Знакомы ли вы с Оноприем Опанасовичем Перегудом? Конечно, знакомы — только вы не узнаёте его, потому что он постригся, переменил костюм. И чтобы при следующей встрече вы не забыли раскланяться с ним, мы напомним вам о самом замечательном происшествии в жизни Оноприя Опанасовича.
Оноприй Опанасович жил тихо и мирно, в животном благоволении. Но однажды его обуяла жажда славы, и слава его была в том, чтобы непременно отыскать и предоставить по начальству ‘потрясователя основ’. На счастье, к соседу приехала учительница — стриженая и в очках. Ясно: она и есть! И когда она обмолвилась при нашем герое подозрительными изречениями насчет богатых и бедных, счастливец полетел к начальству, прихватив с собой листок с напечатленными там ‘выражениями фраз ее руки’. Оноприй Опанасович уже ощущал ниспадающие на его грудь звезды, но тут-то и вышел невероятный конфуз: начальство обнаружило, что записанные на листке страшные ‘выражения’ ни больше и ни меньше, как… евангельские тексты.
● ● ● ●
Задания =>
1 – Ответьте на вопросы по отрывку:
(a) Почему, согласно отрывку, читатель может не узнать Оноприя Опанасовича?
(b) Как выглядела учительница, приехавшая к соседу?
(c) Чем оказались «выражения», записанные на листке?
2 – Извлеките из отрывка дословный фрагмент: начните со слов «Знакомы ли вы» и остановитесь после слов «жизни Оноприя Опанасовича.».
3 – Объясните в одном–трех предложениях, зачем рассказчик, по словам отрывка, напоминает о самом замечательном происшествии в жизни Оноприя Опанасовича.
● ● ● ●
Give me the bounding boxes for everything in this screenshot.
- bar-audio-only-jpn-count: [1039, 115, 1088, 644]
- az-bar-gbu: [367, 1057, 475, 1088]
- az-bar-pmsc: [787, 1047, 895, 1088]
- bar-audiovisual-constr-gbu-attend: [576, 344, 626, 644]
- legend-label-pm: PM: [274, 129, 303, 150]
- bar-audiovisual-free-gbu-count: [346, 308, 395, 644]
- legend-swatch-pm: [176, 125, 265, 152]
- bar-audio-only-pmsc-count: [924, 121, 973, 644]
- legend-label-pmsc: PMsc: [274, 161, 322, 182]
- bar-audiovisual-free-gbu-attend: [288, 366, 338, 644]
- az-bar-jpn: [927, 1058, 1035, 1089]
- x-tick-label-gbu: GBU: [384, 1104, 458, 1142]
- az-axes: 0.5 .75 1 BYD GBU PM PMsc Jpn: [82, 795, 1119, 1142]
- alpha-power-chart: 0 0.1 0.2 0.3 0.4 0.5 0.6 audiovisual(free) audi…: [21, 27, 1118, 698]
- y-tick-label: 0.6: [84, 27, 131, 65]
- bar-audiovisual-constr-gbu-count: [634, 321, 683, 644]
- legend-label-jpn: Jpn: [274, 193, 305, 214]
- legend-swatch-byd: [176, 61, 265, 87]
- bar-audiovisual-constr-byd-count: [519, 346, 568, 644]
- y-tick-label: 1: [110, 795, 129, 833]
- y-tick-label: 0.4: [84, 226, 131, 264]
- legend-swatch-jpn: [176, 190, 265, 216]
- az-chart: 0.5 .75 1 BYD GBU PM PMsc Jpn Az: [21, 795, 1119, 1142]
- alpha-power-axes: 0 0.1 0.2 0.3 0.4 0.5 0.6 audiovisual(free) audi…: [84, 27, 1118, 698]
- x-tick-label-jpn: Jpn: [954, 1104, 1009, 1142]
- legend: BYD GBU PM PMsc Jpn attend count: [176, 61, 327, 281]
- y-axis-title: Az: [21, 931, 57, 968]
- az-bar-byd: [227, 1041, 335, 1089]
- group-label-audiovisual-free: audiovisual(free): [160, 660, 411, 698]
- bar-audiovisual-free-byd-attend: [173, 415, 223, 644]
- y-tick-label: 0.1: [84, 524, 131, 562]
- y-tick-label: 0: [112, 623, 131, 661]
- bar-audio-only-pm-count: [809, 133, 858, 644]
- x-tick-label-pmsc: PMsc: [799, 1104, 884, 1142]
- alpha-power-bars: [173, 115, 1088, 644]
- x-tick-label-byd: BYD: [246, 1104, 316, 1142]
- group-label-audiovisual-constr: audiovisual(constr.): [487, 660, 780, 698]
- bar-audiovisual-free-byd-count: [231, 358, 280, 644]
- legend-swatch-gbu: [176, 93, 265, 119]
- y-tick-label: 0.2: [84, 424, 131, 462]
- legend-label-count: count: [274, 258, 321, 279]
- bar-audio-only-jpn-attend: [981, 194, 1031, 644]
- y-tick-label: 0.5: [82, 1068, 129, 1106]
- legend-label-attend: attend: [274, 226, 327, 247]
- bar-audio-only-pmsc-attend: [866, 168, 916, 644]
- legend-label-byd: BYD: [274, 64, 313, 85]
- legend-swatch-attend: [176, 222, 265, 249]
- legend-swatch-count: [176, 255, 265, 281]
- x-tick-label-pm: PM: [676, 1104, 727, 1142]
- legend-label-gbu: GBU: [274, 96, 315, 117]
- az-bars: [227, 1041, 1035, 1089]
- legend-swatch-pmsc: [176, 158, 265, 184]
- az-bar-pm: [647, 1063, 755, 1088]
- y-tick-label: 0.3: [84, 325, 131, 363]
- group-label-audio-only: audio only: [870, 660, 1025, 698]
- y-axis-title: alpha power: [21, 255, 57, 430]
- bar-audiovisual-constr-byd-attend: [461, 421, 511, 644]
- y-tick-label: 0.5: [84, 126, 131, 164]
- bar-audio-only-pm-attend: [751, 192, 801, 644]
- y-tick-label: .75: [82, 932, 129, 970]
● ● ● ●
Ответы к заданиям =>
1 –
(a) Он постригся и переменил костюм.
(b) Она была стриженая и в очках.
(c) Евангельскими текстами.

2 –
Знакомы ли вы с Оноприем Опанасовичем Перегудом? Конечно, знакомы — только вы не узнаёте его, потому что он постригся, переменил костюм. И чтобы при следующей встрече вы не забыли раскланяться с ним, мы напомним вам о самом замечательном происшествии в жизни Оноприя Опанасовича.

3 – Рассказчик напоминает об этом происшествии, чтобы читатель при следующей встрече с Оноприем Опанасовичем не забыл раскланяться с ним.